## [Given request]
Rewrite the data below as a Markdown table with the columns Index and Content, giving each line its own numbered row and skipping blank lines. Cover only the lines between the one holding "List each element" and the one holding "scroll-right-icon[interactable]: ▶: [791, 272, 799, 279]", inclusive.

## [Information provided]

----------

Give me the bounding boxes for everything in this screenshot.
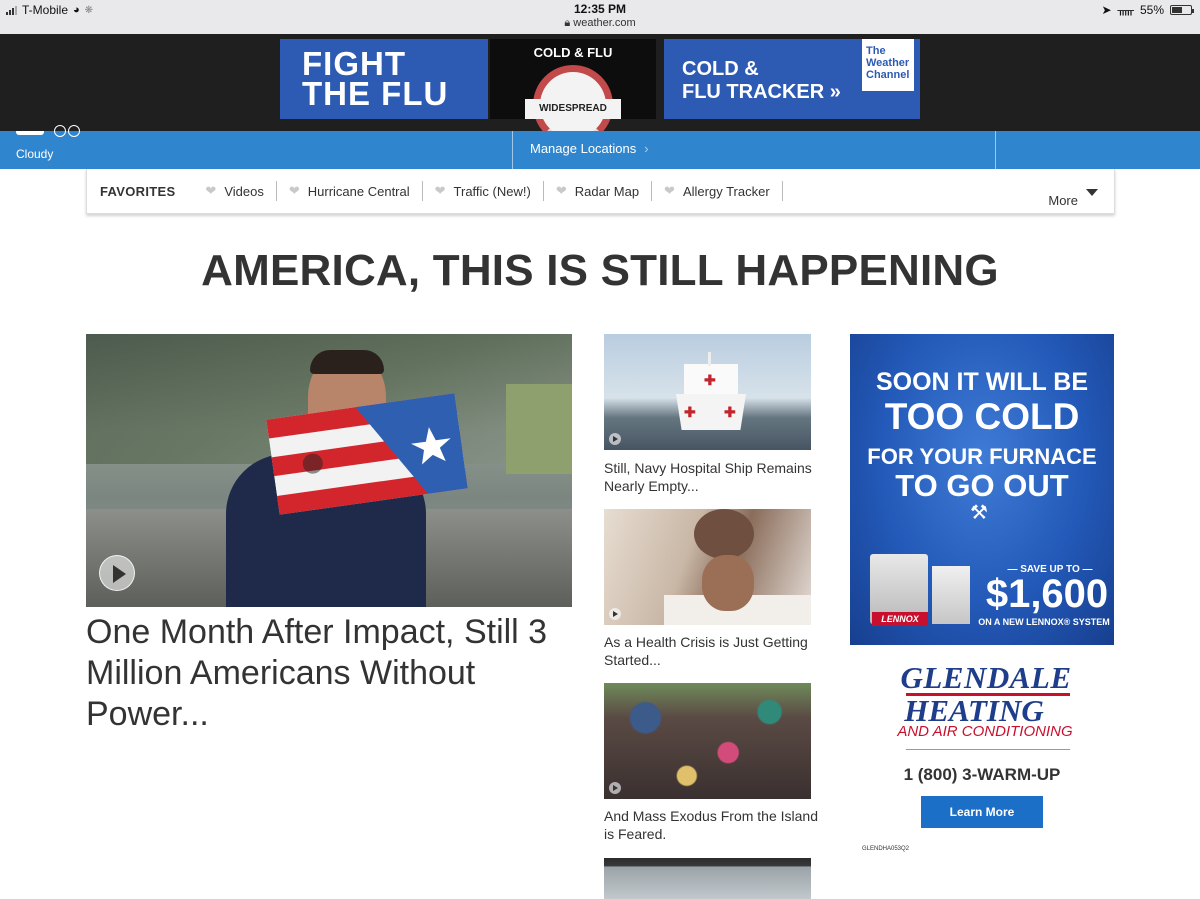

----------

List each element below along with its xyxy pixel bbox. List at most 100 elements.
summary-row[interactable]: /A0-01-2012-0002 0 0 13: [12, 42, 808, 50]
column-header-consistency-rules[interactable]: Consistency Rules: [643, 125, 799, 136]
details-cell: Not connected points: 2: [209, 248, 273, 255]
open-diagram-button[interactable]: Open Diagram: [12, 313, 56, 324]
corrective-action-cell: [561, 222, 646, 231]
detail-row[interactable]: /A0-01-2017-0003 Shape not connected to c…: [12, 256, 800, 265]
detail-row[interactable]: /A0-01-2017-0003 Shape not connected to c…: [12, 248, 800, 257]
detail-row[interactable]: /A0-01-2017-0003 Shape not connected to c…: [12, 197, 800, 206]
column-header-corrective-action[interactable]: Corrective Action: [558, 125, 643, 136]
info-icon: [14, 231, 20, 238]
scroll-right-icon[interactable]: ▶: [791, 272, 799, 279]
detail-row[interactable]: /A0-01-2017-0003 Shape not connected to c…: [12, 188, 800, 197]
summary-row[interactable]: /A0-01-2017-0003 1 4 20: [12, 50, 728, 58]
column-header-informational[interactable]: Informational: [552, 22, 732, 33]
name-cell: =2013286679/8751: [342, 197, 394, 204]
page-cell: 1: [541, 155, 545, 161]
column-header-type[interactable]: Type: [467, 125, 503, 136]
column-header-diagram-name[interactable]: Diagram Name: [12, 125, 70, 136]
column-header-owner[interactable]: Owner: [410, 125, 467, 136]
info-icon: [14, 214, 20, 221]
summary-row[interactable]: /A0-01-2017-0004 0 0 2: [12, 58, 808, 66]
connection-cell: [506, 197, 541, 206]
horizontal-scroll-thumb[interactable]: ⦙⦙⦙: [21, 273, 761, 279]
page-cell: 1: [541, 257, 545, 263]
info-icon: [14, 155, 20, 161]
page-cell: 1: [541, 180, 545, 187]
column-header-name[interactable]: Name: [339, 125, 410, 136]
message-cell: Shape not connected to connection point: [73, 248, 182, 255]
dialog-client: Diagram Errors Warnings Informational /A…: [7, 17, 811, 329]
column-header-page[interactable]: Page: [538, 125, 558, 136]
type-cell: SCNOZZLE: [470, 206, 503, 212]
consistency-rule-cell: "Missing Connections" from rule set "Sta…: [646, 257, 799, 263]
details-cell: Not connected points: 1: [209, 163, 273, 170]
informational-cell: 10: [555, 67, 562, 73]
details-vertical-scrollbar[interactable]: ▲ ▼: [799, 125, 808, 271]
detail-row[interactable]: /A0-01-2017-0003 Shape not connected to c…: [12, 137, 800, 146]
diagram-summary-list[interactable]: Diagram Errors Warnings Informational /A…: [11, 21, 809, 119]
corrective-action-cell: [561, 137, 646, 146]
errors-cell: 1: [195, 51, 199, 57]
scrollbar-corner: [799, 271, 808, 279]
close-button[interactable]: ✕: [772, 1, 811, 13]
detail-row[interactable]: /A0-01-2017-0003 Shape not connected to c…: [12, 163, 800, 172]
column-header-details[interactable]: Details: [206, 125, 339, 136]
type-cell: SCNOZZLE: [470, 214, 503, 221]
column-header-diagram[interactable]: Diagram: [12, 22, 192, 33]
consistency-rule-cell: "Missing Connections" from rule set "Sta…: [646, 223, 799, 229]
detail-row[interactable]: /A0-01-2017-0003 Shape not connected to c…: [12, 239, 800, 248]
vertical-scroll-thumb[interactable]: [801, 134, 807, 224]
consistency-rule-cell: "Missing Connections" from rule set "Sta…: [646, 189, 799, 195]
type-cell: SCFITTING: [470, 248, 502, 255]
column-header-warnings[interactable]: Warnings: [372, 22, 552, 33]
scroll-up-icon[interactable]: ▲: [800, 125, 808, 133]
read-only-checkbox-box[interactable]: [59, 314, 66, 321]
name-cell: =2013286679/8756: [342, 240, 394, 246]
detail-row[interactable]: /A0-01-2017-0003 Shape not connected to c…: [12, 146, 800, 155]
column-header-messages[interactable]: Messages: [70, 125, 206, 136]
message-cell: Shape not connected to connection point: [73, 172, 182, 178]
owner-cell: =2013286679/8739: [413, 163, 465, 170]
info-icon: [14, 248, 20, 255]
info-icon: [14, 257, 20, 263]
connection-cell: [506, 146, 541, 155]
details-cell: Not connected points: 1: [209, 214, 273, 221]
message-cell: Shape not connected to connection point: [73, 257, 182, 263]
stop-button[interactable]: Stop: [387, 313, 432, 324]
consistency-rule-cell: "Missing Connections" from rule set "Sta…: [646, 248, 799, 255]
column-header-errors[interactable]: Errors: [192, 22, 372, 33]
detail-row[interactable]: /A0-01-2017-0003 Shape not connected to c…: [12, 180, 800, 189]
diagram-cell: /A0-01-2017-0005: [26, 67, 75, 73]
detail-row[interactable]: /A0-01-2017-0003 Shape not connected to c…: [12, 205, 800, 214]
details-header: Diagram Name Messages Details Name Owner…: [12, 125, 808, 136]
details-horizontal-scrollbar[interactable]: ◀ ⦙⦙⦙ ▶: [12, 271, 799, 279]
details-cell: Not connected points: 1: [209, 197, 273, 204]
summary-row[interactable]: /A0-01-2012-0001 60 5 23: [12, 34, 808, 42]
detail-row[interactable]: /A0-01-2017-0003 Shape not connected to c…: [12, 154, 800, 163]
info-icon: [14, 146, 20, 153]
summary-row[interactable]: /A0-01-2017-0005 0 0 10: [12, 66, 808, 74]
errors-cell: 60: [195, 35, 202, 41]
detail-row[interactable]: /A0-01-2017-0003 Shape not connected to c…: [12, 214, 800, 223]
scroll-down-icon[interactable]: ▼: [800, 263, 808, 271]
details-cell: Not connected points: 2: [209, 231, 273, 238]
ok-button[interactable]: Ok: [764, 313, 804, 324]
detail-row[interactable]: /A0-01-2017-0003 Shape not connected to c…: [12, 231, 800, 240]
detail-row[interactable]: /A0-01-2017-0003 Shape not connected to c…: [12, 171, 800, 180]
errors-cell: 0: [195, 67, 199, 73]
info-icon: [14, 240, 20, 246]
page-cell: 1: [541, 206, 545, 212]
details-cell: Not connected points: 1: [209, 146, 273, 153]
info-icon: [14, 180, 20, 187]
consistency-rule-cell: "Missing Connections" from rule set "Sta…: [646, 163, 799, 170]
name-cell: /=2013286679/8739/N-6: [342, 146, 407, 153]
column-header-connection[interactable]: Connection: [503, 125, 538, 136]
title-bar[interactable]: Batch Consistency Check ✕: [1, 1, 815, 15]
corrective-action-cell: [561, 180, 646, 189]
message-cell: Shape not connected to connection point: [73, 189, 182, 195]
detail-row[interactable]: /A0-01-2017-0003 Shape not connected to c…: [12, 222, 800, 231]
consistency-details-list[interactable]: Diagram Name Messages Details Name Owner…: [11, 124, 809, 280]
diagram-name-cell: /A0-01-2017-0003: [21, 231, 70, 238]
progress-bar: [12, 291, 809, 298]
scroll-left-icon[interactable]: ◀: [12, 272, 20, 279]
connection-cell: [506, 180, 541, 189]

----------

## [The response]
| Index | Content |
|---|---|
| 1 | List each element below along with its xyxy pixel bbox. List at most 100 elements. |
| 2 | summary-row[interactable]: /A0-01-2012-0002 0 0 13: [12, 42, 808, 50] |
| 3 | column-header-consistency-rules[interactable]: Consistency Rules: [643, 125, 799, 136] |
| 4 | details-cell: Not connected points: 2: [209, 248, 273, 255] |
| 5 | open-diagram-button[interactable]: Open Diagram: [12, 313, 56, 324] |
| 6 | corrective-action-cell: [561, 222, 646, 231] |
| 7 | detail-row[interactable]: /A0-01-2017-0003 Shape not connected to c…: [12, 256, 800, 265] |
| 8 | detail-row[interactable]: /A0-01-2017-0003 Shape not connected to c…: [12, 248, 800, 257] |
| 9 | detail-row[interactable]: /A0-01-2017-0003 Shape not connected to c…: [12, 197, 800, 206] |
| 10 | column-header-corrective-action[interactable]: Corrective Action: [558, 125, 643, 136] |
| 11 | info-icon: [14, 231, 20, 238] |
| 12 | scroll-right-icon[interactable]: ▶: [791, 272, 799, 279] |